* Record excerpts *

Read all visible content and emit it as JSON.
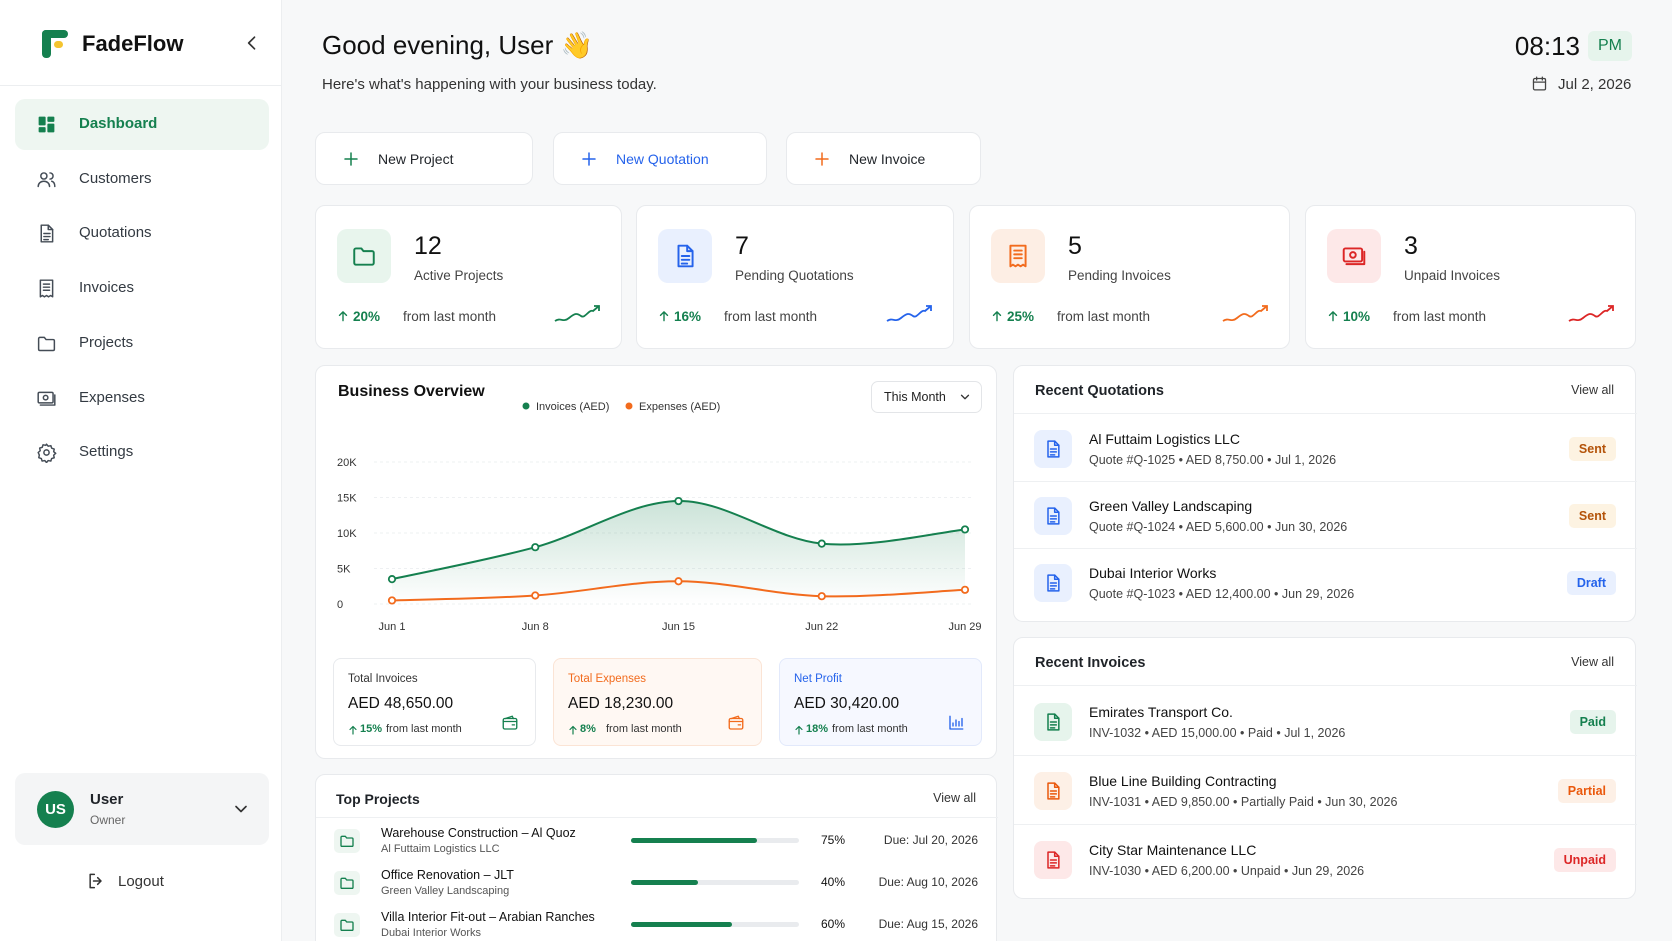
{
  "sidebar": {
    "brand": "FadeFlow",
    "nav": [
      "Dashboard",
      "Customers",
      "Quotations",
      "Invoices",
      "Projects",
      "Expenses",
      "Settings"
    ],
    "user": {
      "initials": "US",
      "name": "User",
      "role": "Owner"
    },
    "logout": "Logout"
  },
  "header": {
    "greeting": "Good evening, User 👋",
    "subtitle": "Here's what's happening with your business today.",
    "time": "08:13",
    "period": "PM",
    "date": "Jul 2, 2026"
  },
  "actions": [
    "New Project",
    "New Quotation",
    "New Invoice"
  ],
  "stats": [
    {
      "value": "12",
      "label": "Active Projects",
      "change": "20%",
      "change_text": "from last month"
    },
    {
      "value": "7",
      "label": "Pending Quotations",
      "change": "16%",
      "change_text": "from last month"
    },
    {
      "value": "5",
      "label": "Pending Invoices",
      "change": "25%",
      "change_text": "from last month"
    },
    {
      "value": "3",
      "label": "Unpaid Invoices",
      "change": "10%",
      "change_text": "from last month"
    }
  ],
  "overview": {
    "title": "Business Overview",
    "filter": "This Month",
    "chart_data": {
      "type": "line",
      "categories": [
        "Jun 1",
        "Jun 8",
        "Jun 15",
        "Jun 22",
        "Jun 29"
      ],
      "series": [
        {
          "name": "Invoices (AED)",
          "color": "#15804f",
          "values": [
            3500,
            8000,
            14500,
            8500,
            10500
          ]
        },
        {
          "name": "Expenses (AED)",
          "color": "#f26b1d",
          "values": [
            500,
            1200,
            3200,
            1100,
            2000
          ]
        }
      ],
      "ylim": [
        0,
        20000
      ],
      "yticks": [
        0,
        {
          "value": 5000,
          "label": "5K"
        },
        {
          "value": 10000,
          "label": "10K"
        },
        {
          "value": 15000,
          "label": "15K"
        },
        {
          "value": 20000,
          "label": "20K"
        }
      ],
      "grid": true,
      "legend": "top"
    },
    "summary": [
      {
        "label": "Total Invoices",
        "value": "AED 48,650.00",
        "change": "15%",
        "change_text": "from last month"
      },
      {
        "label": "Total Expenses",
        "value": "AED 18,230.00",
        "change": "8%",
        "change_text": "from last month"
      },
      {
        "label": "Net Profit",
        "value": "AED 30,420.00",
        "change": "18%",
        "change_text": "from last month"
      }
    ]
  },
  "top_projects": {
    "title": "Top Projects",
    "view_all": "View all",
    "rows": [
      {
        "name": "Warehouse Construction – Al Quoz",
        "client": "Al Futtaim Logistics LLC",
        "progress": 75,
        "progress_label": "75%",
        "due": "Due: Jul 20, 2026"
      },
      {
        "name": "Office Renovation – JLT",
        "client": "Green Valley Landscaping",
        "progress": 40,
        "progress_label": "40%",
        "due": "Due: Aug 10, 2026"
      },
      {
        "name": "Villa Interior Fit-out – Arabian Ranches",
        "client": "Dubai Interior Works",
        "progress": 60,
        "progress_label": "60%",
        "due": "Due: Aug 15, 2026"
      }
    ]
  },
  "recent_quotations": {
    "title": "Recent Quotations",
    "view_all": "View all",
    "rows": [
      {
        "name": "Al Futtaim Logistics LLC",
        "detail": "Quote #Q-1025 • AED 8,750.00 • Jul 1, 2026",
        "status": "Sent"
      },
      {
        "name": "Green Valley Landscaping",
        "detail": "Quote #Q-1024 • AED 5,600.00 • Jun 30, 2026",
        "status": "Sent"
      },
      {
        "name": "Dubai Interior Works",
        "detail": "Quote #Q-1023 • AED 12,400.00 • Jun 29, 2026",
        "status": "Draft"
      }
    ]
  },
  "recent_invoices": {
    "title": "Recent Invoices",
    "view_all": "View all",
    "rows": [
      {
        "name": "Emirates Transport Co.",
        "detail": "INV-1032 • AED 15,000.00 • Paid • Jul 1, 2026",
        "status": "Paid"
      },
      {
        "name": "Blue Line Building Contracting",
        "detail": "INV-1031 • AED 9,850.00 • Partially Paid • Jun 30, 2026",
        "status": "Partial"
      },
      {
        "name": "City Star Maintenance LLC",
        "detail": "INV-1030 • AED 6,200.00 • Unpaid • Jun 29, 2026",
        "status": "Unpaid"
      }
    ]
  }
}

* What is required *
Copy out all the records exactly, excluding pictures.

* Output of the task *
Read all visible content and emit it as JSON.
{
  "sidebar": {
    "brand": "FadeFlow",
    "nav": [
      "Dashboard",
      "Customers",
      "Quotations",
      "Invoices",
      "Projects",
      "Expenses",
      "Settings"
    ],
    "user": {
      "initials": "US",
      "name": "User",
      "role": "Owner"
    },
    "logout": "Logout"
  },
  "header": {
    "greeting": "Good evening, User 👋",
    "subtitle": "Here's what's happening with your business today.",
    "time": "08:13",
    "period": "PM",
    "date": "Jul 2, 2026"
  },
  "actions": [
    "New Project",
    "New Quotation",
    "New Invoice"
  ],
  "stats": [
    {
      "value": "12",
      "label": "Active Projects",
      "change": "20%",
      "change_text": "from last month"
    },
    {
      "value": "7",
      "label": "Pending Quotations",
      "change": "16%",
      "change_text": "from last month"
    },
    {
      "value": "5",
      "label": "Pending Invoices",
      "change": "25%",
      "change_text": "from last month"
    },
    {
      "value": "3",
      "label": "Unpaid Invoices",
      "change": "10%",
      "change_text": "from last month"
    }
  ],
  "overview": {
    "title": "Business Overview",
    "filter": "This Month",
    "chart_data": {
      "type": "line",
      "categories": [
        "Jun 1",
        "Jun 8",
        "Jun 15",
        "Jun 22",
        "Jun 29"
      ],
      "series": [
        {
          "name": "Invoices (AED)",
          "color": "#15804f",
          "values": [
            3500,
            8000,
            14500,
            8500,
            10500
          ]
        },
        {
          "name": "Expenses (AED)",
          "color": "#f26b1d",
          "values": [
            500,
            1200,
            3200,
            1100,
            2000
          ]
        }
      ],
      "ylim": [
        0,
        20000
      ],
      "yticks": [
        0,
        {
          "value": 5000,
          "label": "5K"
        },
        {
          "value": 10000,
          "label": "10K"
        },
        {
          "value": 15000,
          "label": "15K"
        },
        {
          "value": 20000,
          "label": "20K"
        }
      ],
      "grid": true,
      "legend": "top"
    },
    "summary": [
      {
        "label": "Total Invoices",
        "value": "AED 48,650.00",
        "change": "15%",
        "change_text": "from last month"
      },
      {
        "label": "Total Expenses",
        "value": "AED 18,230.00",
        "change": "8%",
        "change_text": "from last month"
      },
      {
        "label": "Net Profit",
        "value": "AED 30,420.00",
        "change": "18%",
        "change_text": "from last month"
      }
    ]
  },
  "top_projects": {
    "title": "Top Projects",
    "view_all": "View all",
    "rows": [
      {
        "name": "Warehouse Construction – Al Quoz",
        "client": "Al Futtaim Logistics LLC",
        "progress": 75,
        "progress_label": "75%",
        "due": "Due: Jul 20, 2026"
      },
      {
        "name": "Office Renovation – JLT",
        "client": "Green Valley Landscaping",
        "progress": 40,
        "progress_label": "40%",
        "due": "Due: Aug 10, 2026"
      },
      {
        "name": "Villa Interior Fit-out – Arabian Ranches",
        "client": "Dubai Interior Works",
        "progress": 60,
        "progress_label": "60%",
        "due": "Due: Aug 15, 2026"
      }
    ]
  },
  "recent_quotations": {
    "title": "Recent Quotations",
    "view_all": "View all",
    "rows": [
      {
        "name": "Al Futtaim Logistics LLC",
        "detail": "Quote #Q-1025 • AED 8,750.00 • Jul 1, 2026",
        "status": "Sent"
      },
      {
        "name": "Green Valley Landscaping",
        "detail": "Quote #Q-1024 • AED 5,600.00 • Jun 30, 2026",
        "status": "Sent"
      },
      {
        "name": "Dubai Interior Works",
        "detail": "Quote #Q-1023 • AED 12,400.00 • Jun 29, 2026",
        "status": "Draft"
      }
    ]
  },
  "recent_invoices": {
    "title": "Recent Invoices",
    "view_all": "View all",
    "rows": [
      {
        "name": "Emirates Transport Co.",
        "detail": "INV-1032 • AED 15,000.00 • Paid • Jul 1, 2026",
        "status": "Paid"
      },
      {
        "name": "Blue Line Building Contracting",
        "detail": "INV-1031 • AED 9,850.00 • Partially Paid • Jun 30, 2026",
        "status": "Partial"
      },
      {
        "name": "City Star Maintenance LLC",
        "detail": "INV-1030 • AED 6,200.00 • Unpaid • Jun 29, 2026",
        "status": "Unpaid"
      }
    ]
  }
}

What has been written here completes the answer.